:: Raw data
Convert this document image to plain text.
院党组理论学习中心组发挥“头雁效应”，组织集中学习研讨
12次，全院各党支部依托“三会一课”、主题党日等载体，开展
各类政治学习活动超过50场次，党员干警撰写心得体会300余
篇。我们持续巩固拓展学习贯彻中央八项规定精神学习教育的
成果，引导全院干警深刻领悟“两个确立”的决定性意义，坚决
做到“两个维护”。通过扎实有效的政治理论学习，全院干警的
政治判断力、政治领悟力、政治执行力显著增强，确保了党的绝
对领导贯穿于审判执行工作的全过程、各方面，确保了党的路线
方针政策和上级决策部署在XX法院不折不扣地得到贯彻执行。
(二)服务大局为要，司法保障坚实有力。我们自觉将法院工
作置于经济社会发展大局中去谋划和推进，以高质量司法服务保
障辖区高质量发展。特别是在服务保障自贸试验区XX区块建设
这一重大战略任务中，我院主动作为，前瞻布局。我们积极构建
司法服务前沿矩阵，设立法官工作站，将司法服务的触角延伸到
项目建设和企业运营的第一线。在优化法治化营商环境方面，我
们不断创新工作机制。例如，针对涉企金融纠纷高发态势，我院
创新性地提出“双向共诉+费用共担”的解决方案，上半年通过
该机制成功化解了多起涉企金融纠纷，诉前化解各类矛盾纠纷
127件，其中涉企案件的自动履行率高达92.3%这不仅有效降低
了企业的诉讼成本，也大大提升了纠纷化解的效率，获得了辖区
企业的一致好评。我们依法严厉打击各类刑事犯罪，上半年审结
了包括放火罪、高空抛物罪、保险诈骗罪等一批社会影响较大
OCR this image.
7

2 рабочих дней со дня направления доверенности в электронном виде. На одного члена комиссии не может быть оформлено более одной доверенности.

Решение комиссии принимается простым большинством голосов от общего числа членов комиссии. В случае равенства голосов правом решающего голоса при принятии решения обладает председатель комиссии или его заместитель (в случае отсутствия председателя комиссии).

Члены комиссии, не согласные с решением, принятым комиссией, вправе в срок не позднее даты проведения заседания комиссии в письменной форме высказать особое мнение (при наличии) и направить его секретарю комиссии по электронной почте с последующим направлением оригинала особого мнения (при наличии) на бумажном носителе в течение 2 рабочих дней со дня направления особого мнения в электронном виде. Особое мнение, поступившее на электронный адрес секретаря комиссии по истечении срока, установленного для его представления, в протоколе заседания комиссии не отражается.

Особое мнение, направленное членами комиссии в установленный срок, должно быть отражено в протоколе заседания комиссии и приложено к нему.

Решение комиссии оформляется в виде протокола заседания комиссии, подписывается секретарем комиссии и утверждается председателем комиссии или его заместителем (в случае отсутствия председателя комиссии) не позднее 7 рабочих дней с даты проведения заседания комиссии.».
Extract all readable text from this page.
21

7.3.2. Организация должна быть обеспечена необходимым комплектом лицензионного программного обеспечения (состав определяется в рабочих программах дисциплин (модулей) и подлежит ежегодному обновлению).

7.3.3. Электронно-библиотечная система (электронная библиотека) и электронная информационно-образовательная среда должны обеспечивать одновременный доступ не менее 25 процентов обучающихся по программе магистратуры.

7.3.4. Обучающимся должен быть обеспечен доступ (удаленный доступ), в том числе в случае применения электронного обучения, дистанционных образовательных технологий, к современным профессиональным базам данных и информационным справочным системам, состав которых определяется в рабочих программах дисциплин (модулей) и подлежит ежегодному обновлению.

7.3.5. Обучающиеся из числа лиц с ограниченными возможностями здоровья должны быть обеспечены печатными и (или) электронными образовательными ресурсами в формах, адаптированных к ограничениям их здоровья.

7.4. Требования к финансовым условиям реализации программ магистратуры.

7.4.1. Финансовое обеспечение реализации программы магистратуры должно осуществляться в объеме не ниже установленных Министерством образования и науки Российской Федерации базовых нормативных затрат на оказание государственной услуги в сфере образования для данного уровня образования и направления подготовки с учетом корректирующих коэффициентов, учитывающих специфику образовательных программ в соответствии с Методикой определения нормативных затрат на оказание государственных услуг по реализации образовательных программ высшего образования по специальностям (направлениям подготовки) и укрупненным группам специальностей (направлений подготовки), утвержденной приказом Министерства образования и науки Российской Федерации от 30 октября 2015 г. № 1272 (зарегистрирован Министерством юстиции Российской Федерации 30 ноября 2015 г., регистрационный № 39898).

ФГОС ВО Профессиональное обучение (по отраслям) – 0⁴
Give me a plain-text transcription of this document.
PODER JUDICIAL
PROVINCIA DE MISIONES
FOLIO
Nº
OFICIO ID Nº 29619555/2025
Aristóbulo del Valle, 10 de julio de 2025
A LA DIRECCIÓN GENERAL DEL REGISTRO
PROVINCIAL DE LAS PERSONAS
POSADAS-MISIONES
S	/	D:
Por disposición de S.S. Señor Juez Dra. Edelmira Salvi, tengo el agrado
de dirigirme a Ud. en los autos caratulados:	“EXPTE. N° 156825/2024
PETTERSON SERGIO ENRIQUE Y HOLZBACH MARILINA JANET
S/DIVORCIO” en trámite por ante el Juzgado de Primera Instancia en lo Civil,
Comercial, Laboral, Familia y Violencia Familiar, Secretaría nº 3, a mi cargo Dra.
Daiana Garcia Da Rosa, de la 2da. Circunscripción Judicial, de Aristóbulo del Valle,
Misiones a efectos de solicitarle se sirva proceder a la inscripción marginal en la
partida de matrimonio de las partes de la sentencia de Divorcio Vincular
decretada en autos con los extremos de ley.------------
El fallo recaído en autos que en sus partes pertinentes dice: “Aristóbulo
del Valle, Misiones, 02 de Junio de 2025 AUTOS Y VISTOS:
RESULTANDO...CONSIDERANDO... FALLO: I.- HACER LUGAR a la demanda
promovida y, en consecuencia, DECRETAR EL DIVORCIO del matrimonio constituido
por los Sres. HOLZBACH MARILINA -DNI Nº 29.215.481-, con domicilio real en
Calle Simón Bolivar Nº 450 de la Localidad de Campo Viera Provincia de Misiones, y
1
::::
▸ **Objective**:
Transcribe all of the entries without altering anything.

▸ **Written answer**:
Convert this document image to plain text.
院党组理论学习中心组发挥“头雁效应”，组织集中学习研讨
12次，全院各党支部依托“三会一课”、主题党日等载体，开展
各类政治学习活动超过50场次，党员干警撰写心得体会300余
篇。我们持续巩固拓展学习贯彻中央八项规定精神学习教育的
成果，引导全院干警深刻领悟“两个确立”的决定性意义，坚决
做到“两个维护”。通过扎实有效的政治理论学习，全院干警的
政治判断力、政治领悟力、政治执行力显著增强，确保了党的绝
对领导贯穿于审判执行工作的全过程、各方面，确保了党的路线
方针政策和上级决策部署在XX法院不折不扣地得到贯彻执行。
(二)服务大局为要，司法保障坚实有力。我们自觉将法院工
作置于经济社会发展大局中去谋划和推进，以高质量司法服务保
障辖区高质量发展。特别是在服务保障自贸试验区XX区块建设
这一重大战略任务中，我院主动作为，前瞻布局。我们积极构建
司法服务前沿矩阵，设立法官工作站，将司法服务的触角延伸到
项目建设和企业运营的第一线。在优化法治化营商环境方面，我
们不断创新工作机制。例如，针对涉企金融纠纷高发态势，我院
创新性地提出“双向共诉+费用共担”的解决方案，上半年通过
该机制成功化解了多起涉企金融纠纷，诉前化解各类矛盾纠纷
127件，其中涉企案件的自动履行率高达92.3%这不仅有效降低
了企业的诉讼成本，也大大提升了纠纷化解的效率，获得了辖区
企业的一致好评。我们依法严厉打击各类刑事犯罪，上半年审结
了包括放火罪、高空抛物罪、保险诈骗罪等一批社会影响较大
OCR this image.
7

2 рабочих дней со дня направления доверенности в электронном виде. На одного члена комиссии не может быть оформлено более одной доверенности.

Решение комиссии принимается простым большинством голосов от общего числа членов комиссии. В случае равенства голосов правом решающего голоса при принятии решения обладает председатель комиссии или его заместитель (в случае отсутствия председателя комиссии).

Члены комиссии, не согласные с решением, принятым комиссией, вправе в срок не позднее даты проведения заседания комиссии в письменной форме высказать особое мнение (при наличии) и направить его секретарю комиссии по электронной почте с последующим направлением оригинала особого мнения (при наличии) на бумажном носителе в течение 2 рабочих дней со дня направления особого мнения в электронном виде. Особое мнение, поступившее на электронный адрес секретаря комиссии по истечении срока, установленного для его представления, в протоколе заседания комиссии не отражается.

Особое мнение, направленное членами комиссии в установленный срок, должно быть отражено в протоколе заседания комиссии и приложено к нему.

Решение комиссии оформляется в виде протокола заседания комиссии, подписывается секретарем комиссии и утверждается председателем комиссии или его заместителем (в случае отсутствия председателя комиссии) не позднее 7 рабочих дней с даты проведения заседания комиссии.».
Extract all readable text from this page.
21

7.3.2. Организация должна быть обеспечена необходимым комплектом лицензионного программного обеспечения (состав определяется в рабочих программах дисциплин (модулей) и подлежит ежегодному обновлению).

7.3.3. Электронно-библиотечная система (электронная библиотека) и электронная информационно-образовательная среда должны обеспечивать одновременный доступ не менее 25 процентов обучающихся по программе магистратуры.

7.3.4. Обучающимся должен быть обеспечен доступ (удаленный доступ), в том числе в случае применения электронного обучения, дистанционных образовательных технологий, к современным профессиональным базам данных и информационным справочным системам, состав которых определяется в рабочих программах дисциплин (модулей) и подлежит ежегодному обновлению.

7.3.5. Обучающиеся из числа лиц с ограниченными возможностями здоровья должны быть обеспечены печатными и (или) электронными образовательными ресурсами в формах, адаптированных к ограничениям их здоровья.

7.4. Требования к финансовым условиям реализации программ магистратуры.

7.4.1. Финансовое обеспечение реализации программы магистратуры должно осуществляться в объеме не ниже установленных Министерством образования и науки Российской Федерации базовых нормативных затрат на оказание государственной услуги в сфере образования для данного уровня образования и направления подготовки с учетом корректирующих коэффициентов, учитывающих специфику образовательных программ в соответствии с Методикой определения нормативных затрат на оказание государственных услуг по реализации образовательных программ высшего образования по специальностям (направлениям подготовки) и укрупненным группам специальностей (направлений подготовки), утвержденной приказом Министерства образования и науки Российской Федерации от 30 октября 2015 г. № 1272 (зарегистрирован Министерством юстиции Российской Федерации 30 ноября 2015 г., регистрационный № 39898).

ФГОС ВО Профессиональное обучение (по отраслям) – 0⁴
Give me a plain-text transcription of this document.
PODER JUDICIAL
PROVINCIA DE MISIONES
FOLIO
Nº
OFICIO ID Nº 29619555/2025
Aristóbulo del Valle, 10 de julio de 2025
A LA DIRECCIÓN GENERAL DEL REGISTRO
PROVINCIAL DE LAS PERSONAS
POSADAS-MISIONES
S	/	D:
Por disposición de S.S. Señor Juez Dra. Edelmira Salvi, tengo el agrado
de dirigirme a Ud. en los autos caratulados:	“EXPTE. N° 156825/2024
PETTERSON SERGIO ENRIQUE Y HOLZBACH MARILINA JANET
S/DIVORCIO” en trámite por ante el Juzgado de Primera Instancia en lo Civil,
Comercial, Laboral, Familia y Violencia Familiar, Secretaría nº 3, a mi cargo Dra.
Daiana Garcia Da Rosa, de la 2da. Circunscripción Judicial, de Aristóbulo del Valle,
Misiones a efectos de solicitarle se sirva proceder a la inscripción marginal en la
partida de matrimonio de las partes de la sentencia de Divorcio Vincular
decretada en autos con los extremos de ley.------------
El fallo recaído en autos que en sus partes pertinentes dice: “Aristóbulo
del Valle, Misiones, 02 de Junio de 2025 AUTOS Y VISTOS:
RESULTANDO...CONSIDERANDO... FALLO: I.- HACER LUGAR a la demanda
promovida y, en consecuencia, DECRETAR EL DIVORCIO del matrimonio constituido
por los Sres. HOLZBACH MARILINA -DNI Nº 29.215.481-, con domicilio real en
Calle Simón Bolivar Nº 450 de la Localidad de Campo Viera Provincia de Misiones, y
1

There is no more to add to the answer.